**Exercise goal**
Filter this material down to the lines that hold "JSON", copying each one.

**Dataset records**

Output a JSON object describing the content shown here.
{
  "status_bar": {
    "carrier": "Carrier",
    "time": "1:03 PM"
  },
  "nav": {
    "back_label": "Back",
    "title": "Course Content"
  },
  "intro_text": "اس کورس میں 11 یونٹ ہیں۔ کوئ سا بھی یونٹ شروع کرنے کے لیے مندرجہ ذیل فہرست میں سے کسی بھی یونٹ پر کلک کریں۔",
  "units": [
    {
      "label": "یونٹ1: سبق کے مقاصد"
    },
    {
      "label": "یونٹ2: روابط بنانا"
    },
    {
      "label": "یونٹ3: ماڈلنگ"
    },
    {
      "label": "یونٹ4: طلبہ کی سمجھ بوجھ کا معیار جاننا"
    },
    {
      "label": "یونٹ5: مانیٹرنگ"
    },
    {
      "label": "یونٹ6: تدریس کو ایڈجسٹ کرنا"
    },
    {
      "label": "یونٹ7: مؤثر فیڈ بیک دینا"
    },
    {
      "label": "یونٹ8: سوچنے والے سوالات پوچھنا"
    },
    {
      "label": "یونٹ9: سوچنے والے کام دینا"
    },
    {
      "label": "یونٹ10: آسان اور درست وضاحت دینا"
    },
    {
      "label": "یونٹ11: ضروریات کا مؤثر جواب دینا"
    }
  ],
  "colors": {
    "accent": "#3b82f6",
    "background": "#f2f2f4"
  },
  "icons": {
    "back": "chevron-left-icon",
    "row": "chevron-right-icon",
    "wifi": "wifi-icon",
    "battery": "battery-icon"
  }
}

* * *

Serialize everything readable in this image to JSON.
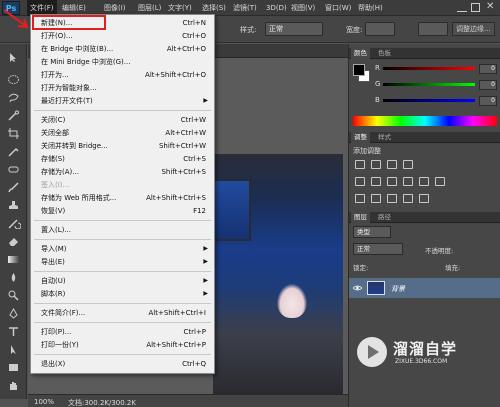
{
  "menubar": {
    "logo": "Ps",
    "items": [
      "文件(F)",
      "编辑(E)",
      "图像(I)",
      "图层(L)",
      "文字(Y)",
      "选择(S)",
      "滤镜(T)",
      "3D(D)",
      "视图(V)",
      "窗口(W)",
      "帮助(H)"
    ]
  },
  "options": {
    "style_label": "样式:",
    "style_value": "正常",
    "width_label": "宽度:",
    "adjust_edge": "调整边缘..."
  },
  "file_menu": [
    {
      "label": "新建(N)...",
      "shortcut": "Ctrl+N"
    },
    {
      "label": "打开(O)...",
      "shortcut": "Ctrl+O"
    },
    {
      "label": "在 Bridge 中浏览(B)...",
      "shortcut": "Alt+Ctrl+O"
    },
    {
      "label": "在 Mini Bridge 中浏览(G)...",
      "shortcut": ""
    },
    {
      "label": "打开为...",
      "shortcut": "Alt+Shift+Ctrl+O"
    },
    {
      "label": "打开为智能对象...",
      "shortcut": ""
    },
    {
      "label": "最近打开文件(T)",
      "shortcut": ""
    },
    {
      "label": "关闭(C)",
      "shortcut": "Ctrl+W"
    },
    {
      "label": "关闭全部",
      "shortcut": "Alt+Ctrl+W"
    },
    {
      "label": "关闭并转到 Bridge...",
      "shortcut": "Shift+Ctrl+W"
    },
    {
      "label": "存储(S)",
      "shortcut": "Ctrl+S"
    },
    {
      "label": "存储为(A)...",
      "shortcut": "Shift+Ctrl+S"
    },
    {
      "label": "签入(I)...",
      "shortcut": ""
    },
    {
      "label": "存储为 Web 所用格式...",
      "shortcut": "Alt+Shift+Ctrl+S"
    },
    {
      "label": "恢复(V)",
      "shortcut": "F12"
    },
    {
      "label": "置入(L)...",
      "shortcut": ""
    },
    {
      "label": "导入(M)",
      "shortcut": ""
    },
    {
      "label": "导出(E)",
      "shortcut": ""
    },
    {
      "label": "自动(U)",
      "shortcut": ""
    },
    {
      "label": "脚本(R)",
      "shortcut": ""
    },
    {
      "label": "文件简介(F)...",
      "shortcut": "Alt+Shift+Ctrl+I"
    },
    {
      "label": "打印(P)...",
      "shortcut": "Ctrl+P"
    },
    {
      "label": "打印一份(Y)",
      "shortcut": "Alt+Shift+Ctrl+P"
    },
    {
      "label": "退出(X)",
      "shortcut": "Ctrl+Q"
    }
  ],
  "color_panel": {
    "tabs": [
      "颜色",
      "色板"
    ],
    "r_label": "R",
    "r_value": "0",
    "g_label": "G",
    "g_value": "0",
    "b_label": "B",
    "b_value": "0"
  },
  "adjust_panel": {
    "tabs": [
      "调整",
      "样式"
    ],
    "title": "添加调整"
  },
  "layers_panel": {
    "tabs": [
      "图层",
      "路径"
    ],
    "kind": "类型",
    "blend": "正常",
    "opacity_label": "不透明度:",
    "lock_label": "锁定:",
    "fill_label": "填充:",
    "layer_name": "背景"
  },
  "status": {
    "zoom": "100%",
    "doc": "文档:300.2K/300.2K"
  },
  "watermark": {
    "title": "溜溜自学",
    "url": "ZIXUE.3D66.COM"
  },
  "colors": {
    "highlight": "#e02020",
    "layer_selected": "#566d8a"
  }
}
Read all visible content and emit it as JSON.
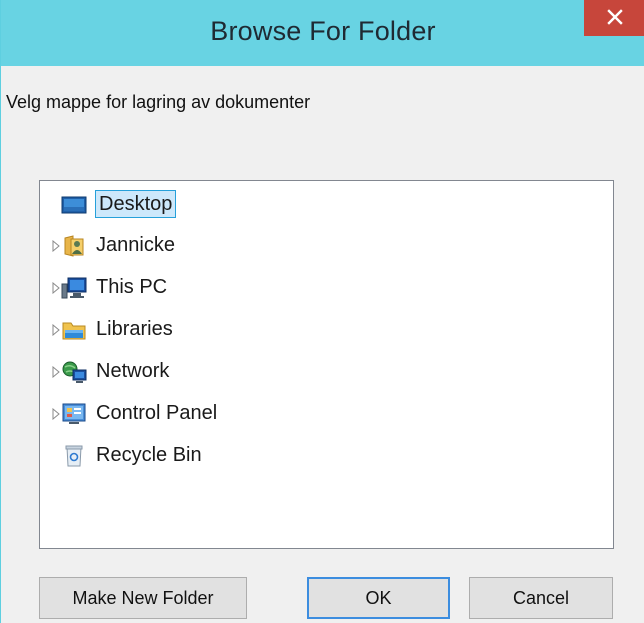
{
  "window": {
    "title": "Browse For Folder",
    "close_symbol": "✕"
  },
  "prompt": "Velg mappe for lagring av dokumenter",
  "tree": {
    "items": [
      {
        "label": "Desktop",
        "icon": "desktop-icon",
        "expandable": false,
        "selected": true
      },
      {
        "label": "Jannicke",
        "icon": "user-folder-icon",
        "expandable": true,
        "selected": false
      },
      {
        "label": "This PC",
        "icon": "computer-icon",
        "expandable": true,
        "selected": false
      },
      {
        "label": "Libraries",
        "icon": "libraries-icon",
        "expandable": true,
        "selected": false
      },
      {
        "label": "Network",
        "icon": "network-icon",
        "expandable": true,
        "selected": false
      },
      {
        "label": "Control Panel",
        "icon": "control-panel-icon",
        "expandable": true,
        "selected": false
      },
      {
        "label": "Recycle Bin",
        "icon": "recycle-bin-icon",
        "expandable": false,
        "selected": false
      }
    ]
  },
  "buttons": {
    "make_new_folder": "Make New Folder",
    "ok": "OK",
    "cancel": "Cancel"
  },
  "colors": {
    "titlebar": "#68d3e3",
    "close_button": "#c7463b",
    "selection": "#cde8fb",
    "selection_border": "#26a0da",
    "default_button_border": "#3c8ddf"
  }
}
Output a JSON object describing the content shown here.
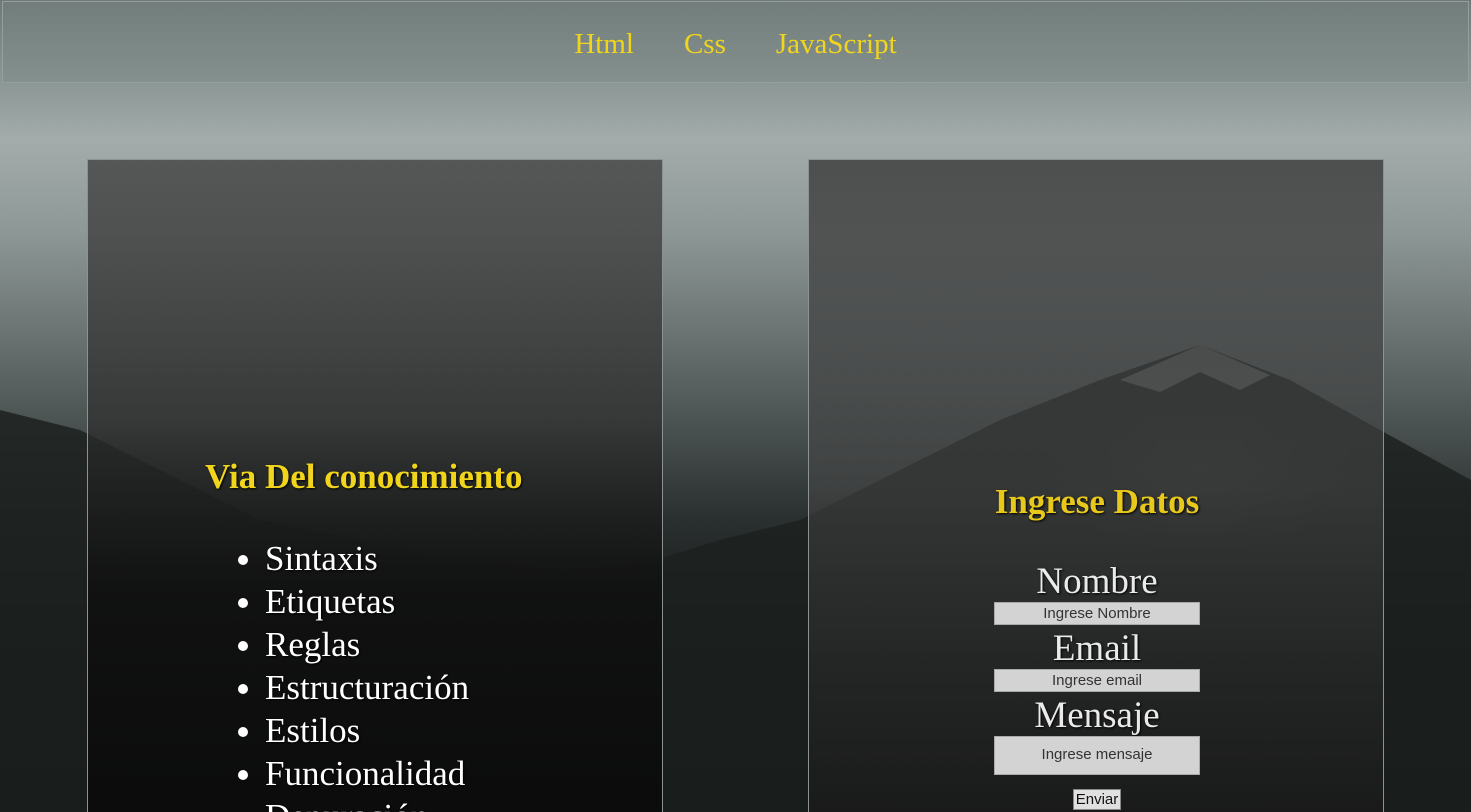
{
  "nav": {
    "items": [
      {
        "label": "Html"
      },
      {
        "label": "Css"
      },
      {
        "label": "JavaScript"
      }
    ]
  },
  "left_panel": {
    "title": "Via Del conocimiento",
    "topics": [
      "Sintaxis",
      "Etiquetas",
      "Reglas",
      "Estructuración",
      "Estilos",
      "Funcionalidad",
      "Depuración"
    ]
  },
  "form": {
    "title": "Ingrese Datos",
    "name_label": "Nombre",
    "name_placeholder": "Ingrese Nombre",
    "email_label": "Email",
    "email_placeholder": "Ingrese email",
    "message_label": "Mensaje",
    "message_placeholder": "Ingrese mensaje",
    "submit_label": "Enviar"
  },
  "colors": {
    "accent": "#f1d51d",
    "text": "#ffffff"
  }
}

**Worked solution**
Output a JSON object describing the content shown here.
Serialize everything readable in this image to JSON.
Read all visible content and emit it as JSON.
Output a JSON object describing the content shown here.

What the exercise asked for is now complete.